-- begin Records for this exercise --

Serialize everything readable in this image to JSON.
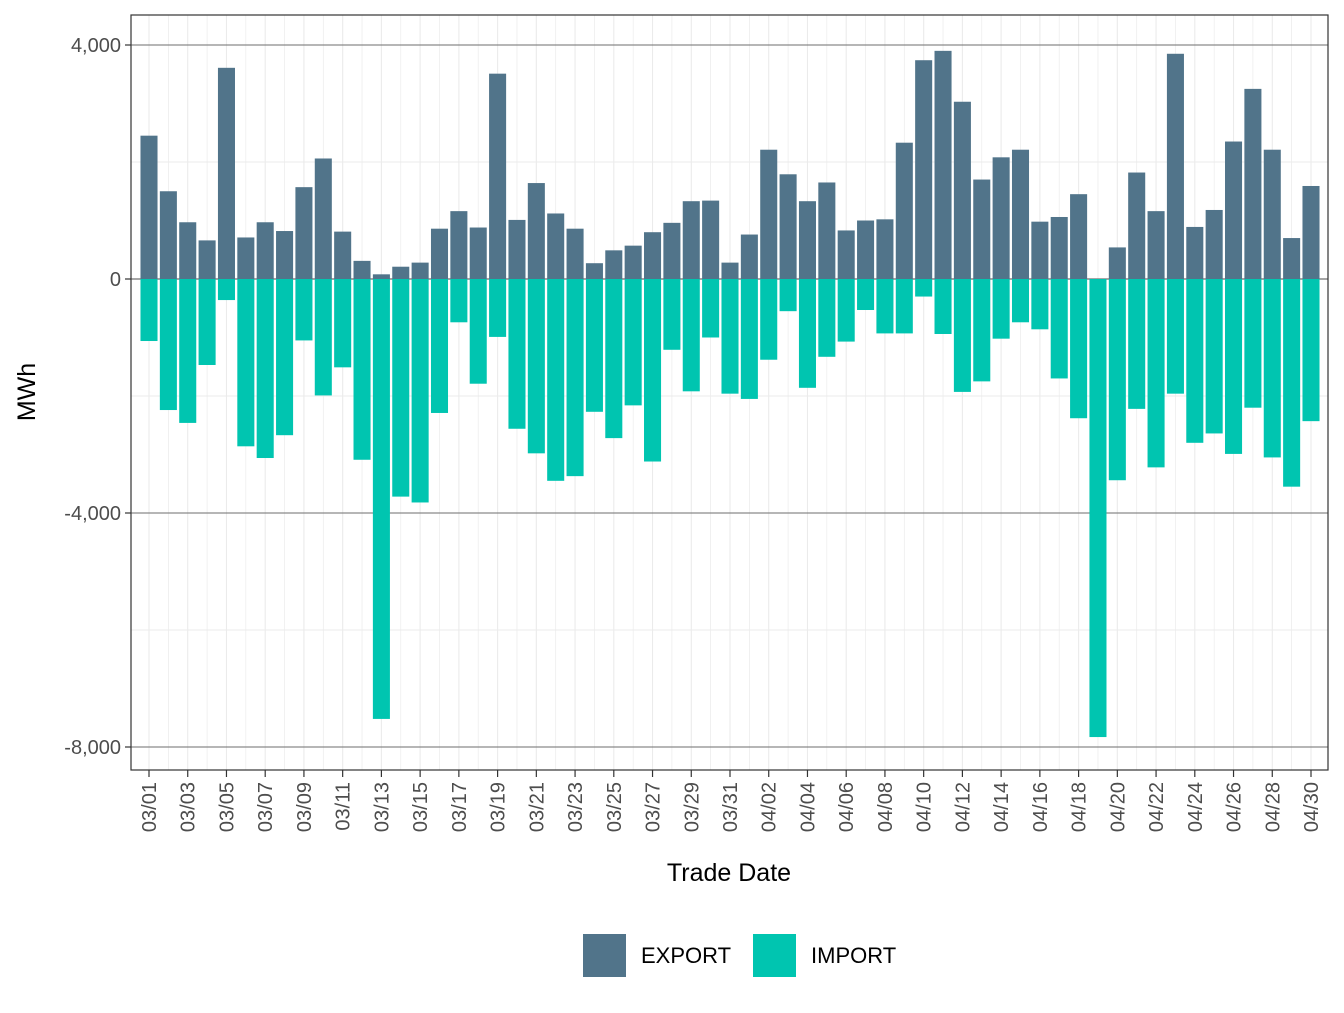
{
  "chart_data": {
    "type": "bar",
    "stacked": true,
    "xlabel": "Trade Date",
    "ylabel": "MWh",
    "ylim": [
      -8400,
      4500
    ],
    "yticks": [
      4000,
      0,
      -4000,
      -8000
    ],
    "ytick_labels": [
      "4,000",
      "0",
      "-4,000",
      "-8,000"
    ],
    "grid": true,
    "legend_position": "bottom",
    "categories": [
      "03/01",
      "03/02",
      "03/03",
      "03/04",
      "03/05",
      "03/06",
      "03/07",
      "03/08",
      "03/09",
      "03/10",
      "03/11",
      "03/12",
      "03/13",
      "03/14",
      "03/15",
      "03/16",
      "03/17",
      "03/18",
      "03/19",
      "03/20",
      "03/21",
      "03/22",
      "03/23",
      "03/24",
      "03/25",
      "03/26",
      "03/27",
      "03/28",
      "03/29",
      "03/30",
      "03/31",
      "04/01",
      "04/02",
      "04/03",
      "04/04",
      "04/05",
      "04/06",
      "04/07",
      "04/08",
      "04/09",
      "04/10",
      "04/11",
      "04/12",
      "04/13",
      "04/14",
      "04/15",
      "04/16",
      "04/17",
      "04/18",
      "04/19",
      "04/20",
      "04/21",
      "04/22",
      "04/23",
      "04/24",
      "04/25",
      "04/26",
      "04/27",
      "04/28",
      "04/29",
      "04/30"
    ],
    "tick_labels": [
      "03/01",
      "03/03",
      "03/05",
      "03/07",
      "03/09",
      "03/11",
      "03/13",
      "03/15",
      "03/17",
      "03/19",
      "03/21",
      "03/23",
      "03/25",
      "03/27",
      "03/29",
      "03/31",
      "04/02",
      "04/04",
      "04/06",
      "04/08",
      "04/10",
      "04/12",
      "04/14",
      "04/16",
      "04/18",
      "04/20",
      "04/22",
      "04/24",
      "04/26",
      "04/28",
      "04/30"
    ],
    "series": [
      {
        "name": "EXPORT",
        "color": "#51748a",
        "values": [
          2450,
          1500,
          970,
          660,
          3610,
          710,
          970,
          820,
          1570,
          2060,
          810,
          310,
          80,
          210,
          280,
          860,
          1160,
          880,
          3510,
          1010,
          1640,
          1120,
          860,
          270,
          490,
          570,
          800,
          960,
          1330,
          1340,
          280,
          760,
          2210,
          1790,
          1330,
          1650,
          830,
          1000,
          1020,
          2330,
          3740,
          3900,
          3030,
          1700,
          2080,
          2210,
          980,
          1060,
          1450,
          0,
          540,
          1820,
          1160,
          3850,
          890,
          1180,
          2350,
          3250,
          2210,
          700,
          1590
        ]
      },
      {
        "name": "IMPORT",
        "color": "#00c5b0",
        "values": [
          -1060,
          -2240,
          -2460,
          -1470,
          -360,
          -2860,
          -3060,
          -2670,
          -1050,
          -1990,
          -1510,
          -3090,
          -7520,
          -3720,
          -3820,
          -2290,
          -740,
          -1790,
          -990,
          -2560,
          -2980,
          -3450,
          -3370,
          -2270,
          -2720,
          -2160,
          -3120,
          -1210,
          -1920,
          -1000,
          -1960,
          -2050,
          -1380,
          -550,
          -1860,
          -1330,
          -1070,
          -530,
          -930,
          -930,
          -300,
          -940,
          -1930,
          -1750,
          -1020,
          -740,
          -860,
          -1700,
          -2380,
          -7830,
          -3440,
          -2220,
          -3220,
          -1960,
          -2800,
          -2640,
          -2990,
          -2200,
          -3050,
          -3550,
          -2430
        ]
      }
    ]
  }
}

-- end Records for this exercise --

**What is required:** Quote the records above in full, dropping each picture.

**Written response:**
Serialize everything readable in this image to JSON.
{
  "chart_data": {
    "type": "bar",
    "stacked": true,
    "xlabel": "Trade Date",
    "ylabel": "MWh",
    "ylim": [
      -8400,
      4500
    ],
    "yticks": [
      4000,
      0,
      -4000,
      -8000
    ],
    "ytick_labels": [
      "4,000",
      "0",
      "-4,000",
      "-8,000"
    ],
    "grid": true,
    "legend_position": "bottom",
    "categories": [
      "03/01",
      "03/02",
      "03/03",
      "03/04",
      "03/05",
      "03/06",
      "03/07",
      "03/08",
      "03/09",
      "03/10",
      "03/11",
      "03/12",
      "03/13",
      "03/14",
      "03/15",
      "03/16",
      "03/17",
      "03/18",
      "03/19",
      "03/20",
      "03/21",
      "03/22",
      "03/23",
      "03/24",
      "03/25",
      "03/26",
      "03/27",
      "03/28",
      "03/29",
      "03/30",
      "03/31",
      "04/01",
      "04/02",
      "04/03",
      "04/04",
      "04/05",
      "04/06",
      "04/07",
      "04/08",
      "04/09",
      "04/10",
      "04/11",
      "04/12",
      "04/13",
      "04/14",
      "04/15",
      "04/16",
      "04/17",
      "04/18",
      "04/19",
      "04/20",
      "04/21",
      "04/22",
      "04/23",
      "04/24",
      "04/25",
      "04/26",
      "04/27",
      "04/28",
      "04/29",
      "04/30"
    ],
    "tick_labels": [
      "03/01",
      "03/03",
      "03/05",
      "03/07",
      "03/09",
      "03/11",
      "03/13",
      "03/15",
      "03/17",
      "03/19",
      "03/21",
      "03/23",
      "03/25",
      "03/27",
      "03/29",
      "03/31",
      "04/02",
      "04/04",
      "04/06",
      "04/08",
      "04/10",
      "04/12",
      "04/14",
      "04/16",
      "04/18",
      "04/20",
      "04/22",
      "04/24",
      "04/26",
      "04/28",
      "04/30"
    ],
    "series": [
      {
        "name": "EXPORT",
        "color": "#51748a",
        "values": [
          2450,
          1500,
          970,
          660,
          3610,
          710,
          970,
          820,
          1570,
          2060,
          810,
          310,
          80,
          210,
          280,
          860,
          1160,
          880,
          3510,
          1010,
          1640,
          1120,
          860,
          270,
          490,
          570,
          800,
          960,
          1330,
          1340,
          280,
          760,
          2210,
          1790,
          1330,
          1650,
          830,
          1000,
          1020,
          2330,
          3740,
          3900,
          3030,
          1700,
          2080,
          2210,
          980,
          1060,
          1450,
          0,
          540,
          1820,
          1160,
          3850,
          890,
          1180,
          2350,
          3250,
          2210,
          700,
          1590
        ]
      },
      {
        "name": "IMPORT",
        "color": "#00c5b0",
        "values": [
          -1060,
          -2240,
          -2460,
          -1470,
          -360,
          -2860,
          -3060,
          -2670,
          -1050,
          -1990,
          -1510,
          -3090,
          -7520,
          -3720,
          -3820,
          -2290,
          -740,
          -1790,
          -990,
          -2560,
          -2980,
          -3450,
          -3370,
          -2270,
          -2720,
          -2160,
          -3120,
          -1210,
          -1920,
          -1000,
          -1960,
          -2050,
          -1380,
          -550,
          -1860,
          -1330,
          -1070,
          -530,
          -930,
          -930,
          -300,
          -940,
          -1930,
          -1750,
          -1020,
          -740,
          -860,
          -1700,
          -2380,
          -7830,
          -3440,
          -2220,
          -3220,
          -1960,
          -2800,
          -2640,
          -2990,
          -2200,
          -3050,
          -3550,
          -2430
        ]
      }
    ]
  }
}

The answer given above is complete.